## RECORDS
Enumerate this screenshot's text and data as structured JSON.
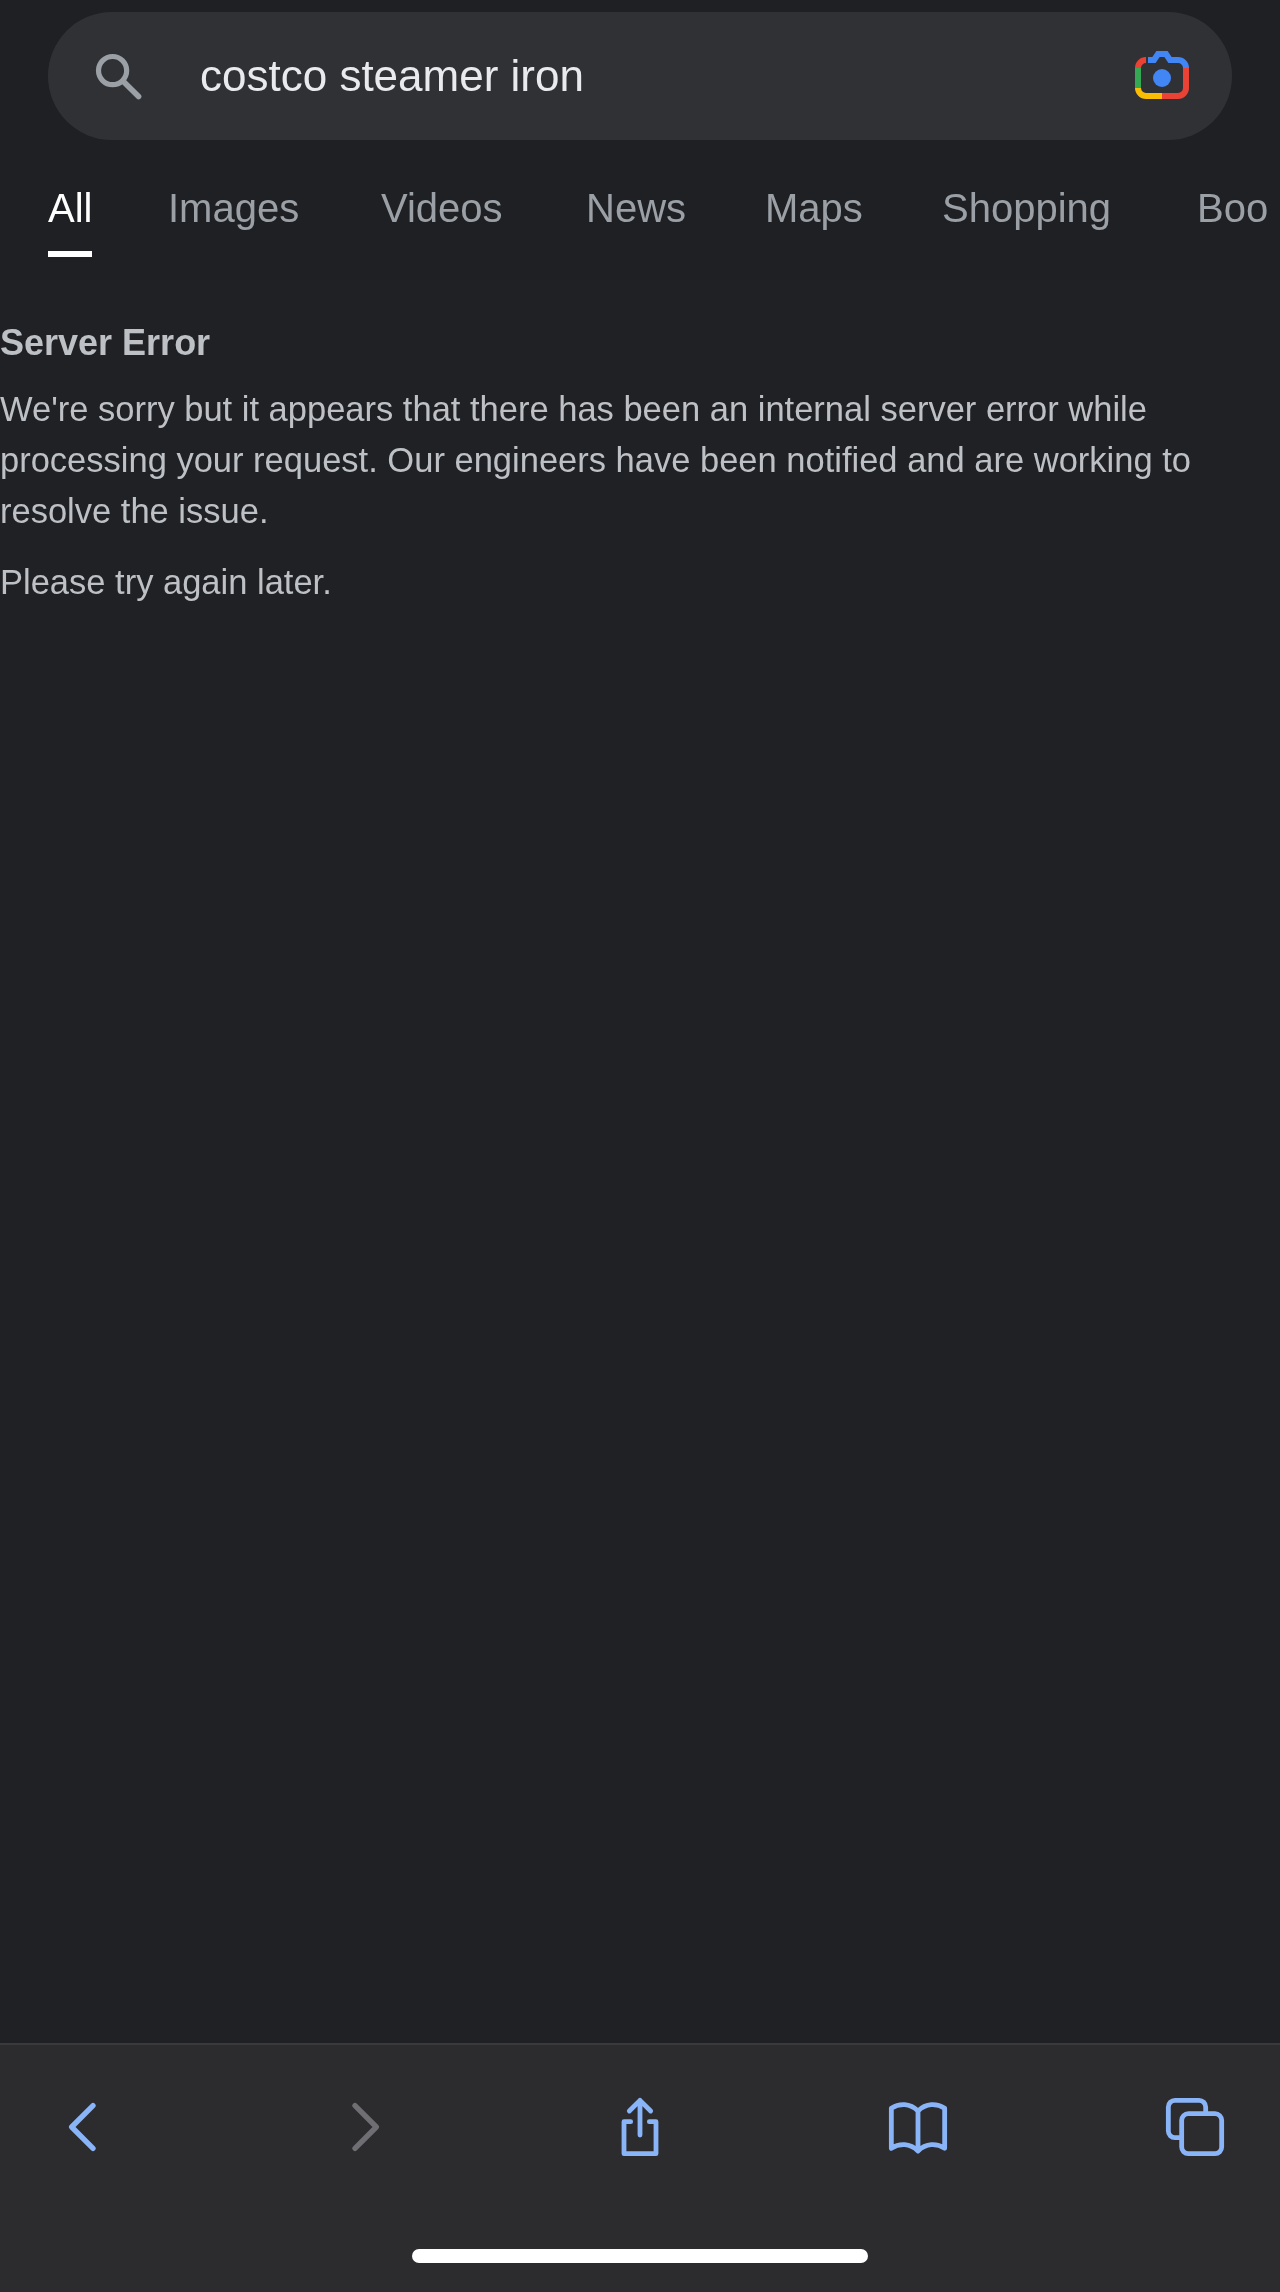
{
  "search": {
    "value": "costco steamer iron"
  },
  "tabs": [
    {
      "label": "All",
      "selected": true
    },
    {
      "label": "Images",
      "selected": false
    },
    {
      "label": "Videos",
      "selected": false
    },
    {
      "label": "News",
      "selected": false
    },
    {
      "label": "Maps",
      "selected": false
    },
    {
      "label": "Shopping",
      "selected": false
    },
    {
      "label": "Boo",
      "selected": false
    }
  ],
  "error": {
    "title": "Server Error",
    "message": "We're sorry but it appears that there has been an internal server error while processing your request. Our engineers have been notified and are working to resolve the issue.",
    "hint": "Please try again later."
  },
  "toolbar": [
    {
      "kind": "back",
      "disabled": false
    },
    {
      "kind": "forward",
      "disabled": true
    },
    {
      "kind": "share",
      "disabled": false
    },
    {
      "kind": "bookmarks",
      "disabled": false
    },
    {
      "kind": "tabs",
      "disabled": false
    }
  ]
}
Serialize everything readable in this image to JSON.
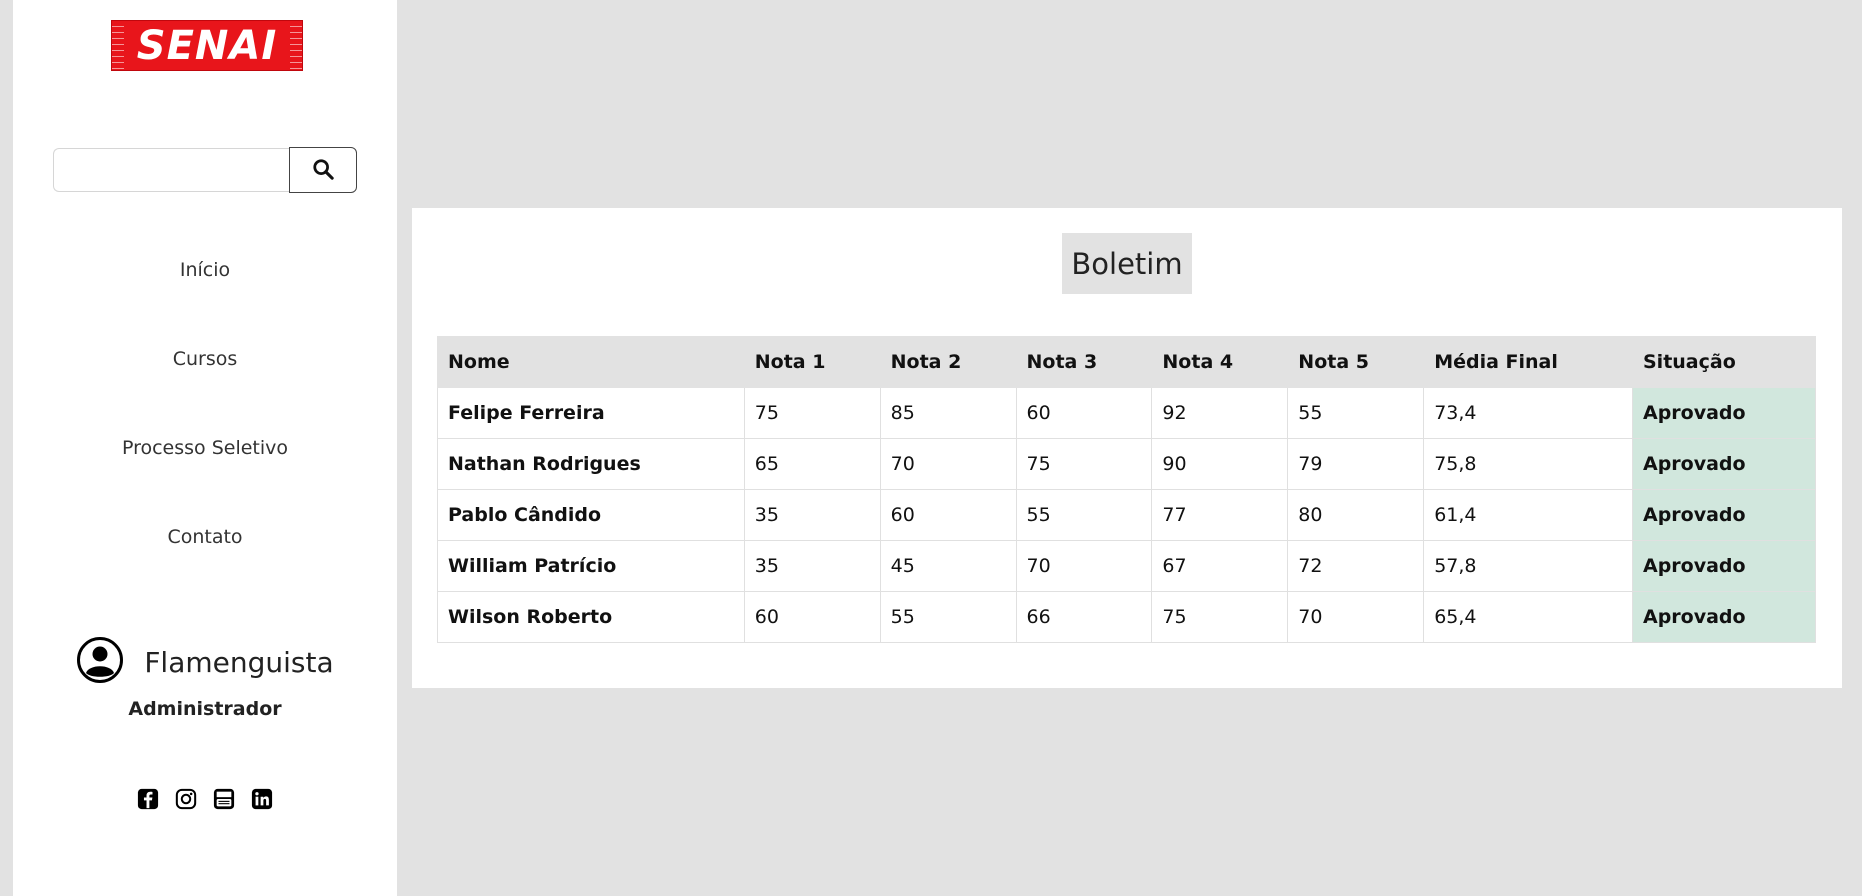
{
  "brand": {
    "logo_text": "SENAI"
  },
  "search": {
    "value": "",
    "placeholder": ""
  },
  "nav": [
    {
      "label": "Início"
    },
    {
      "label": "Cursos"
    },
    {
      "label": "Processo Seletivo"
    },
    {
      "label": "Contato"
    }
  ],
  "user": {
    "name": "Flamenguista",
    "role": "Administrador"
  },
  "social_icons": [
    "facebook-icon",
    "instagram-icon",
    "youtube-icon",
    "linkedin-icon"
  ],
  "main": {
    "title": "Boletim",
    "columns": [
      "Nome",
      "Nota 1",
      "Nota 2",
      "Nota 3",
      "Nota 4",
      "Nota 5",
      "Média Final",
      "Situação"
    ],
    "rows": [
      [
        "Felipe Ferreira",
        "75",
        "85",
        "60",
        "92",
        "55",
        "73,4",
        "Aprovado"
      ],
      [
        "Nathan Rodrigues",
        "65",
        "70",
        "75",
        "90",
        "79",
        "75,8",
        "Aprovado"
      ],
      [
        "Pablo Cândido",
        "35",
        "60",
        "55",
        "77",
        "80",
        "61,4",
        "Aprovado"
      ],
      [
        "William Patrício",
        "35",
        "45",
        "70",
        "67",
        "72",
        "57,8",
        "Aprovado"
      ],
      [
        "Wilson Roberto",
        "60",
        "55",
        "66",
        "75",
        "70",
        "65,4",
        "Aprovado"
      ]
    ]
  },
  "colors": {
    "page_bg": "#e2e2e2",
    "sidebar_bg": "#ffffff",
    "logo_red": "#e8151b",
    "status_bg": "#d1e7dd"
  }
}
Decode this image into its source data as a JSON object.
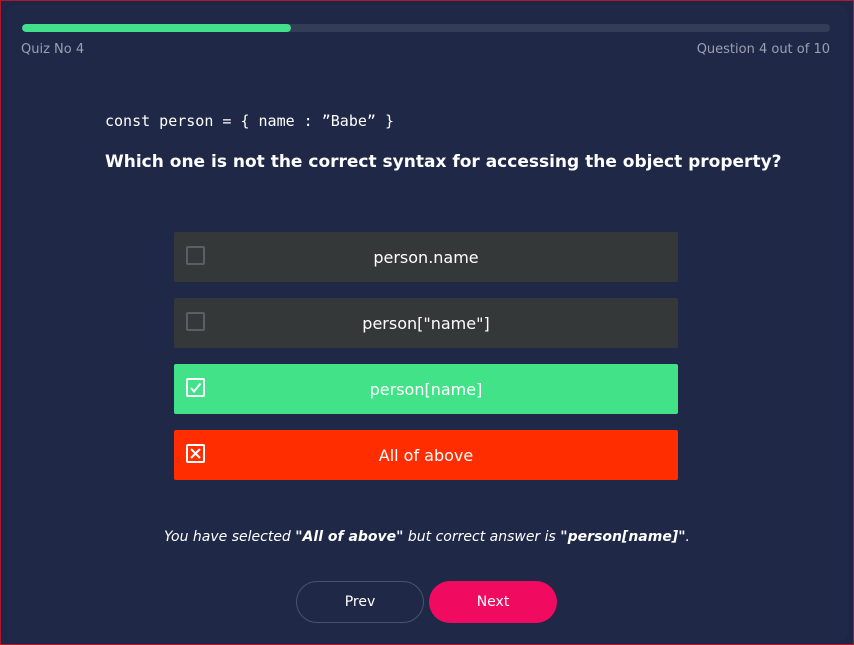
{
  "progress": {
    "fraction": 0.333,
    "color": "#42e08c"
  },
  "header": {
    "quiz_label": "Quiz No 4",
    "question_count": "Question 4 out of 10"
  },
  "question": {
    "code": "const person = { name : ”Babe” }",
    "text": "Which one is not the correct syntax for accessing the object property?"
  },
  "options": [
    {
      "label": "person.name",
      "state": "unselected"
    },
    {
      "label": "person[\"name\"]",
      "state": "unselected"
    },
    {
      "label": "person[name]",
      "state": "correct",
      "icon": "check-icon"
    },
    {
      "label": "All of above",
      "state": "wrong",
      "icon": "x-icon"
    }
  ],
  "feedback": {
    "prefix": "You have selected ",
    "selected": "\"All of above\"",
    "middle": " but correct answer is ",
    "correct": "\"person[name]\"",
    "suffix": "."
  },
  "buttons": {
    "prev": "Prev",
    "next": "Next"
  },
  "colors": {
    "correct": "#42e388",
    "wrong": "#ff2d00",
    "next_button": "#f00a60",
    "background": "#1f2847"
  }
}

## CHALLENGE
Look through the material and copy each line that has "this".

## COMPLETED EXERCISE
Enumerate this screenshot's text and data as structured JSON.
Serialize everything readable in this image to JSON.
Decode this image into its source data as a JSON object.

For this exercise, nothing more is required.